(Entries from a visual dataset)
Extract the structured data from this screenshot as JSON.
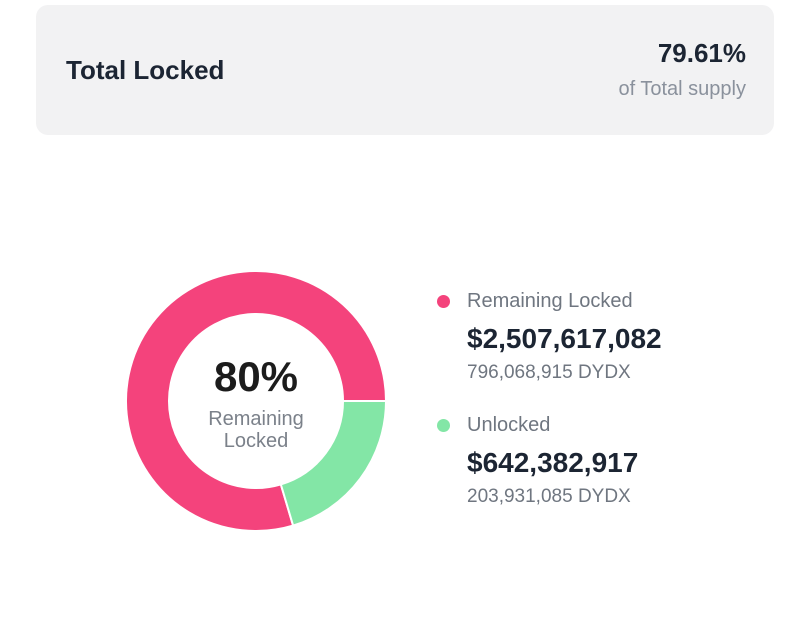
{
  "summary": {
    "title": "Total Locked",
    "percent": "79.61%",
    "subtitle": "of Total supply"
  },
  "donut": {
    "center_value": "80%",
    "center_label": "Remaining Locked"
  },
  "colors": {
    "locked": "#f4437c",
    "unlocked": "#83e6a6"
  },
  "legend": {
    "items": [
      {
        "name": "Remaining Locked",
        "value": "$2,507,617,082",
        "amount": "796,068,915 DYDX"
      },
      {
        "name": "Unlocked",
        "value": "$642,382,917",
        "amount": "203,931,085 DYDX"
      }
    ]
  },
  "chart_data": {
    "type": "pie",
    "categories": [
      "Remaining Locked",
      "Unlocked"
    ],
    "values": [
      796068915,
      203931085
    ],
    "title": "",
    "donut": true
  }
}
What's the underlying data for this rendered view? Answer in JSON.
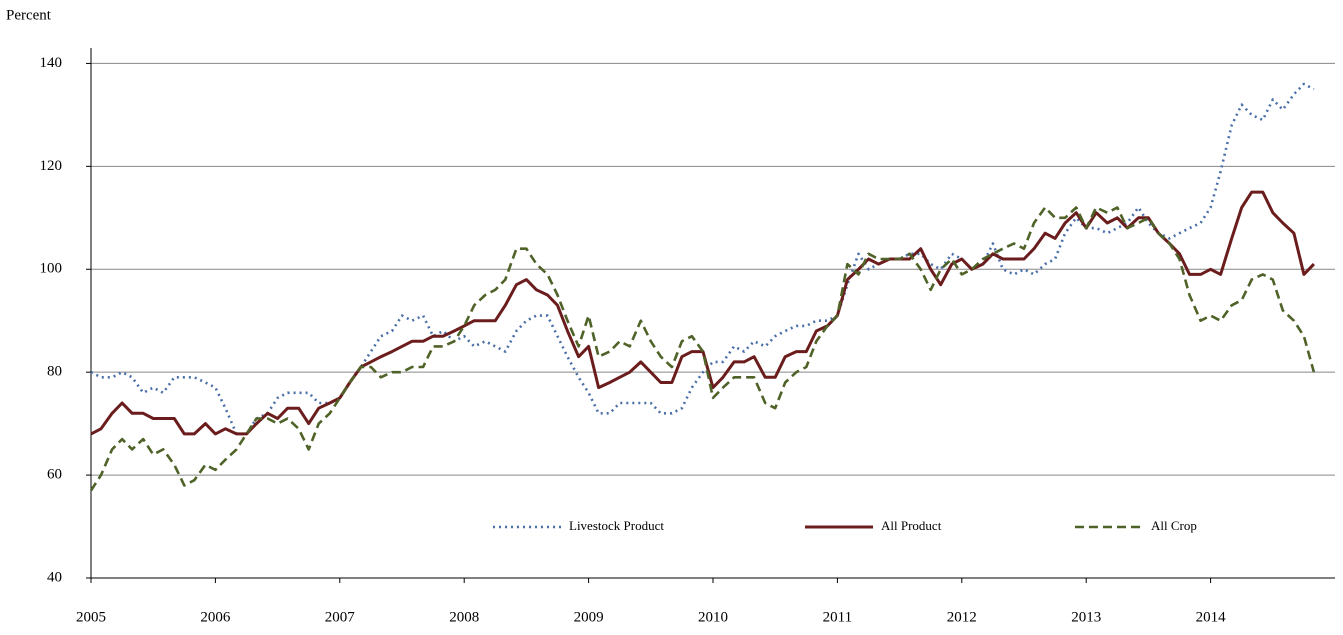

Work required:
Repeat each entry precisely as it appears. Leave the pictures out.

Response below:
Extract the structured data from this screenshot as JSON.
{
  "summary": {
    "title": "Total Locked",
    "percent": "79.61%",
    "subtitle": "of Total supply"
  },
  "donut": {
    "center_value": "80%",
    "center_label": "Remaining Locked"
  },
  "colors": {
    "locked": "#f4437c",
    "unlocked": "#83e6a6"
  },
  "legend": {
    "items": [
      {
        "name": "Remaining Locked",
        "value": "$2,507,617,082",
        "amount": "796,068,915 DYDX"
      },
      {
        "name": "Unlocked",
        "value": "$642,382,917",
        "amount": "203,931,085 DYDX"
      }
    ]
  },
  "chart_data": {
    "type": "pie",
    "categories": [
      "Remaining Locked",
      "Unlocked"
    ],
    "values": [
      796068915,
      203931085
    ],
    "title": "",
    "donut": true
  }
}
What's the underlying data for this rendered view? Answer in JSON.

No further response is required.